### TASK REQUIREMENTS
The records below must be output exactly, without pictures.

━━━ EXTRACTED INFORMATION

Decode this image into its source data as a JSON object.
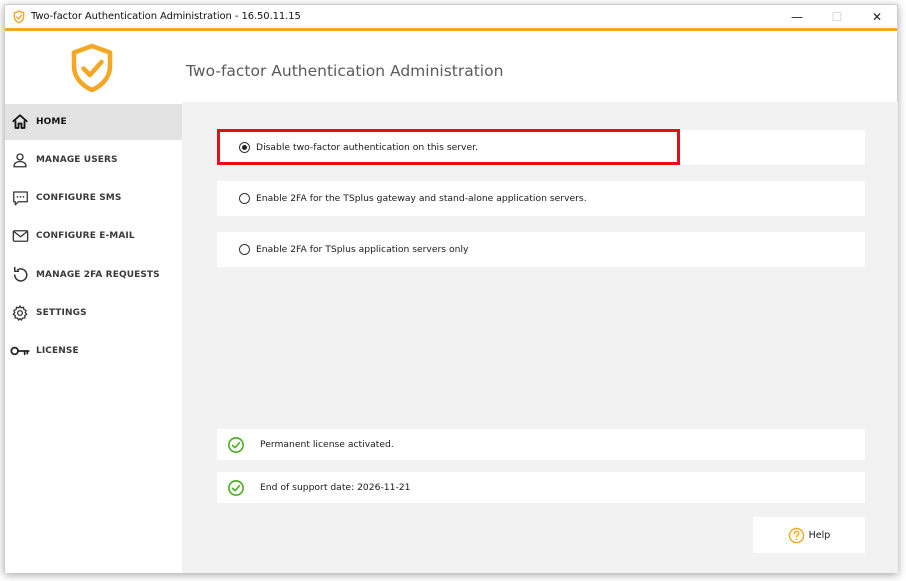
{
  "window": {
    "title": "Two-factor Authentication Administration - 16.50.11.15",
    "controls": {
      "minimize": "—",
      "maximize": "☐",
      "close": "✕"
    }
  },
  "header": {
    "title": "Two-factor Authentication Administration"
  },
  "sidebar": {
    "items": [
      {
        "label": "HOME",
        "icon": "home-icon",
        "active": true
      },
      {
        "label": "MANAGE USERS",
        "icon": "user-icon",
        "active": false
      },
      {
        "label": "CONFIGURE SMS",
        "icon": "sms-icon",
        "active": false
      },
      {
        "label": "CONFIGURE E-MAIL",
        "icon": "email-icon",
        "active": false
      },
      {
        "label": "MANAGE 2FA REQUESTS",
        "icon": "undo-icon",
        "active": false
      },
      {
        "label": "SETTINGS",
        "icon": "gear-icon",
        "active": false
      },
      {
        "label": "LICENSE",
        "icon": "key-icon",
        "active": false
      }
    ]
  },
  "options": [
    {
      "label": "Disable two-factor authentication on this server.",
      "checked": true
    },
    {
      "label": "Enable 2FA for the TSplus gateway and stand-alone application servers.",
      "checked": false
    },
    {
      "label": "Enable 2FA for TSplus application servers only",
      "checked": false
    }
  ],
  "status": [
    {
      "text": "Permanent license activated.",
      "icon": "check-circle-icon"
    },
    {
      "text": "End of support date: 2026-11-21",
      "icon": "check-circle-icon"
    }
  ],
  "help": {
    "label": "Help"
  },
  "colors": {
    "accent": "#f5a623",
    "highlight": "#e0101a",
    "success": "#4caf22",
    "content_bg": "#f2f2f2",
    "active_nav": "#e3e3e3"
  }
}
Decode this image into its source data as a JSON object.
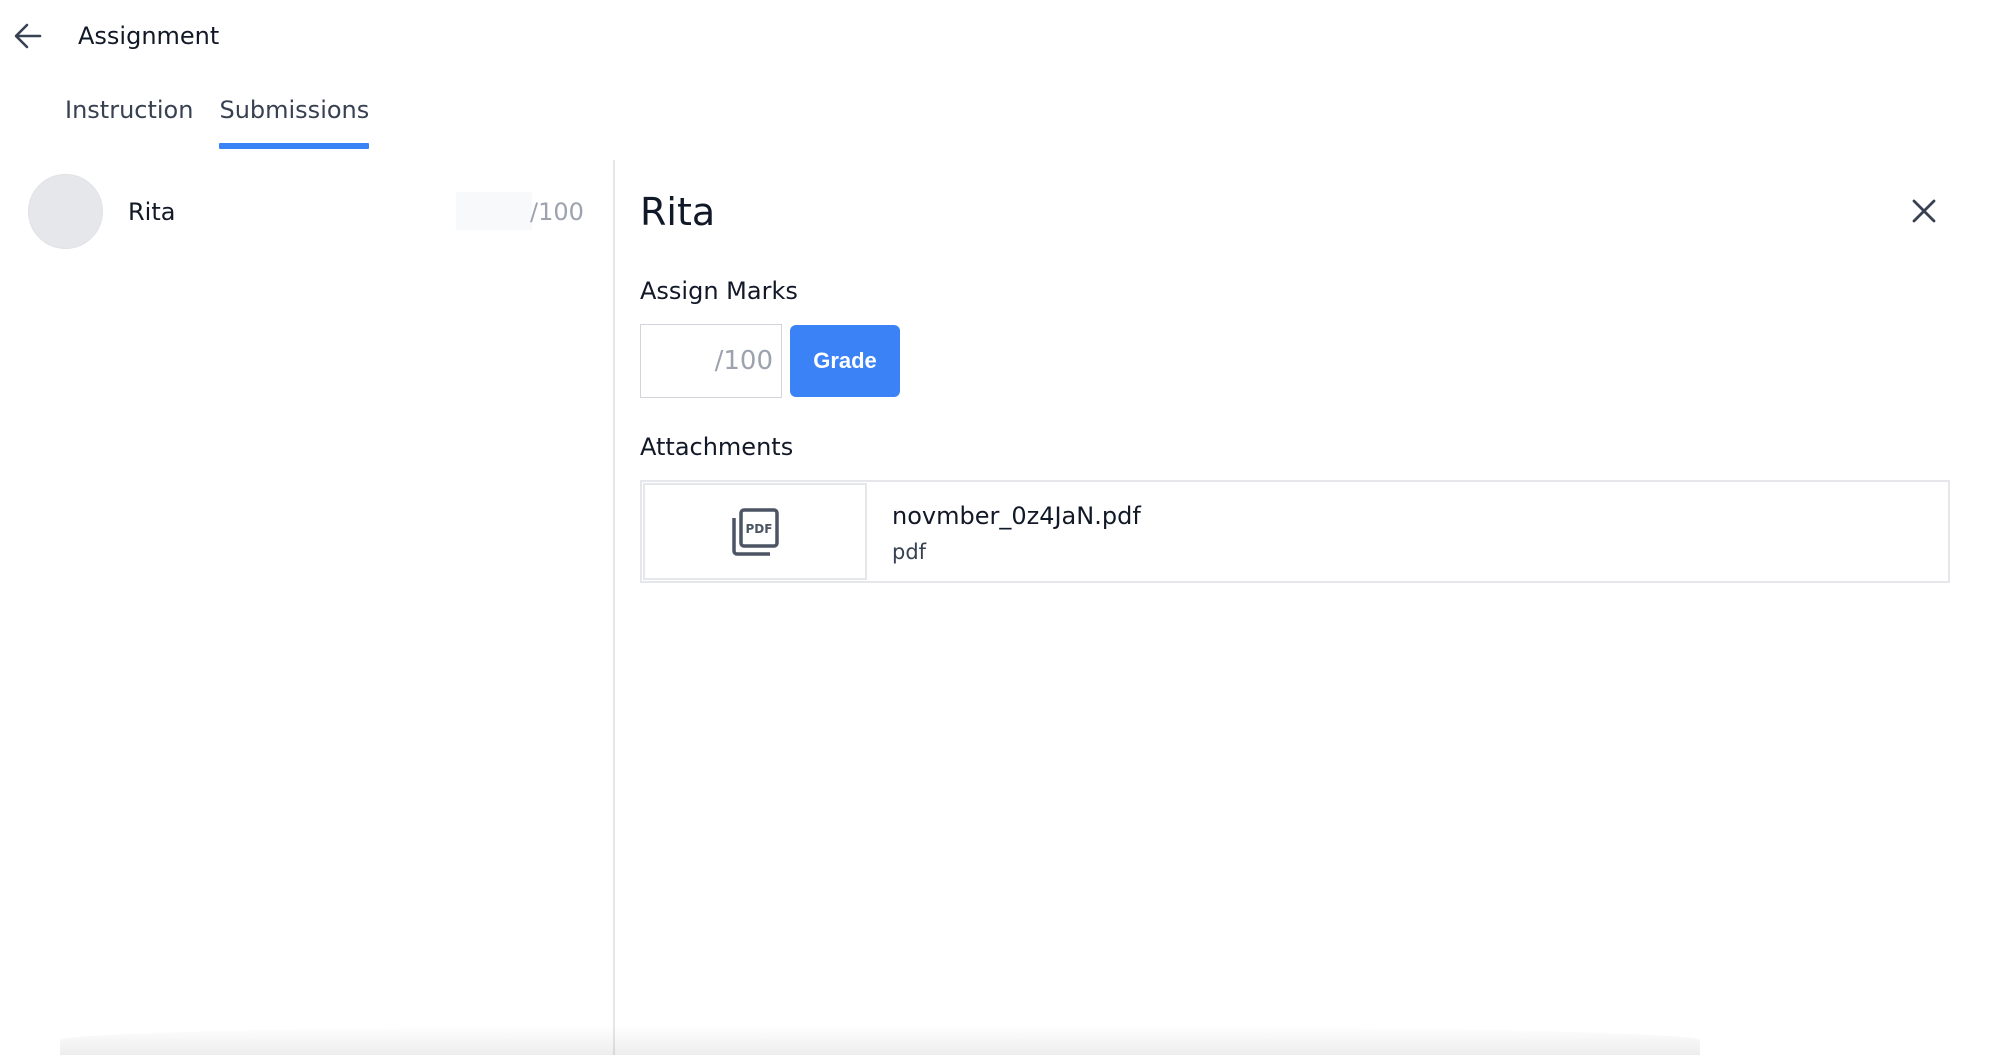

━━━━━━

### COMPLETE RESPONSE
Decode this image into its source data as a JSON object.
{
  "window": {
    "title": "Two-factor Authentication Administration - 16.50.11.15",
    "controls": {
      "minimize": "—",
      "maximize": "☐",
      "close": "✕"
    }
  },
  "header": {
    "title": "Two-factor Authentication Administration"
  },
  "sidebar": {
    "items": [
      {
        "label": "HOME",
        "icon": "home-icon",
        "active": true
      },
      {
        "label": "MANAGE USERS",
        "icon": "user-icon",
        "active": false
      },
      {
        "label": "CONFIGURE SMS",
        "icon": "sms-icon",
        "active": false
      },
      {
        "label": "CONFIGURE E-MAIL",
        "icon": "email-icon",
        "active": false
      },
      {
        "label": "MANAGE 2FA REQUESTS",
        "icon": "undo-icon",
        "active": false
      },
      {
        "label": "SETTINGS",
        "icon": "gear-icon",
        "active": false
      },
      {
        "label": "LICENSE",
        "icon": "key-icon",
        "active": false
      }
    ]
  },
  "options": [
    {
      "label": "Disable two-factor authentication on this server.",
      "checked": true
    },
    {
      "label": "Enable 2FA for the TSplus gateway and stand-alone application servers.",
      "checked": false
    },
    {
      "label": "Enable 2FA for TSplus application servers only",
      "checked": false
    }
  ],
  "status": [
    {
      "text": "Permanent license activated.",
      "icon": "check-circle-icon"
    },
    {
      "text": "End of support date: 2026-11-21",
      "icon": "check-circle-icon"
    }
  ],
  "help": {
    "label": "Help"
  },
  "colors": {
    "accent": "#f5a623",
    "highlight": "#e0101a",
    "success": "#4caf22",
    "content_bg": "#f2f2f2",
    "active_nav": "#e3e3e3"
  }
}
Decode this image into its source data as a JSON object.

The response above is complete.